Technology and the Diagonal

Many of the biggest platforms that have emerged on the internet have taken an industry or market in the top right (broker or bazaar) and used technology to reduce verification costs (reputation based systems) and heterogeneity (categorization and machine learning).

Technology	Variable Reduced	Mechanism
TCP / IP	H to 0	It didn't matter if you used a PC, Mac or Linux Server; the data "packet" became standardized. This created the Internet.
SSL / HTTPS	V to 0	The little lock icon. Cryptography verifies you are actually talking to your bank, not a man in the middle.
The API	H to 0	It turned messy internal databases into standardized "sockets" that other software can plug into.
Reputation Systems	V to 0	Google/eBay/Airbnb/Uber reviews. They crowdsourced verification, allowing us to trust strangers.
Machine Learning	H to 0	Clustering algorithms (K-means, DBSCAN, hierarchical clustering, Gaussian mixtures, etc.) can identify groupings among assets that appear diverse on the surface but share underlying similarities.

**REQUIRED ACTIONS:**
1) In the passage on technology and the diagonal, which technology turned messy internal databases into standardized "sockets" that other software can plug into?
2) Do these statements agree with the passage on technology and the diagonal? Answer yes or no for each, quoting the words that decide it.
(a) Reputation systems crowdsourced verification.
(b) TCP/IP standardized data only for Mac computers.
(c) Machine learning is used to reduce verification costs.
The lines after this point come from a separate source.

**PROVIDED DATA:**
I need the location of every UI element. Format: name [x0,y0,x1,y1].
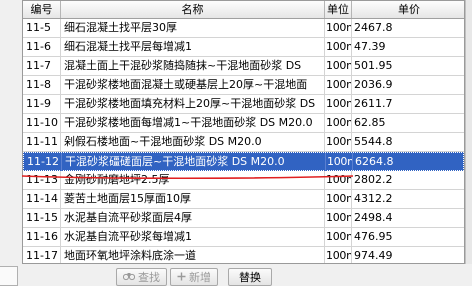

**COMPLETE ANSWERS:**
1) The API.

2)
(a) Yes: "They crowdsourced verification, allowing us to trust strangers."
(b) No: "It didn't matter if you used a PC, Mac or Linux Server"
(c) No: "heterogeneity (categorization and machine learning)"